▸ **Task brief**: Give all the records again, with no alterations.

-- Data extracts follows --

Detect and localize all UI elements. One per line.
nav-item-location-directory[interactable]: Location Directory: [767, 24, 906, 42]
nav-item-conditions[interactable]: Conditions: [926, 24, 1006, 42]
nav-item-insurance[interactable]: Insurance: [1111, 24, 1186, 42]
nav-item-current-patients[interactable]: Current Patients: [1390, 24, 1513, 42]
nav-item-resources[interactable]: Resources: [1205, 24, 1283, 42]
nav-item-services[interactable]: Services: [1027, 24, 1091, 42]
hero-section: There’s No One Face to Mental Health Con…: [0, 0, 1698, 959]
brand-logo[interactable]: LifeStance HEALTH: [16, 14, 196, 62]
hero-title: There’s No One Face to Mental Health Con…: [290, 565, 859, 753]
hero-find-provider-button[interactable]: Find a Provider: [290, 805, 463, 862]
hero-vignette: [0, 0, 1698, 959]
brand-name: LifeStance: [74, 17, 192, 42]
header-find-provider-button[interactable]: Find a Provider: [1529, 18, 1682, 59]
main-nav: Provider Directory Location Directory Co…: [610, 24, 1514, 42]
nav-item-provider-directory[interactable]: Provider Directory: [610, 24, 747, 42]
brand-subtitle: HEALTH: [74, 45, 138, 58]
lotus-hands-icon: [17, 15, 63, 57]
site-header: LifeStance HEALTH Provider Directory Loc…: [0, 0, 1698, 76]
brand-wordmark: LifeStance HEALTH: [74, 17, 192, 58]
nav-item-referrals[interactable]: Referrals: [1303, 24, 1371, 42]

-- Data extracts concluded --

▸ **Written answer**:
Detect and localize all UI elements. One per line.
nav-item-location-directory[interactable]: Location Directory: [767, 24, 906, 42]
nav-item-conditions[interactable]: Conditions: [926, 24, 1006, 42]
nav-item-insurance[interactable]: Insurance: [1111, 24, 1186, 42]
nav-item-current-patients[interactable]: Current Patients: [1390, 24, 1513, 42]
nav-item-resources[interactable]: Resources: [1205, 24, 1283, 42]
nav-item-services[interactable]: Services: [1027, 24, 1091, 42]
hero-section: There’s No One Face to Mental Health Con…: [0, 0, 1698, 959]
brand-logo[interactable]: LifeStance HEALTH: [16, 14, 196, 62]
hero-title: There’s No One Face to Mental Health Con…: [290, 565, 859, 753]
hero-find-provider-button[interactable]: Find a Provider: [290, 805, 463, 862]
hero-vignette: [0, 0, 1698, 959]
brand-name: LifeStance: [74, 17, 192, 42]
header-find-provider-button[interactable]: Find a Provider: [1529, 18, 1682, 59]
main-nav: Provider Directory Location Directory Co…: [610, 24, 1514, 42]
nav-item-provider-directory[interactable]: Provider Directory: [610, 24, 747, 42]
brand-subtitle: HEALTH: [74, 45, 138, 58]
lotus-hands-icon: [17, 15, 63, 57]
site-header: LifeStance HEALTH Provider Directory Loc…: [0, 0, 1698, 76]
brand-wordmark: LifeStance HEALTH: [74, 17, 192, 58]
nav-item-referrals[interactable]: Referrals: [1303, 24, 1371, 42]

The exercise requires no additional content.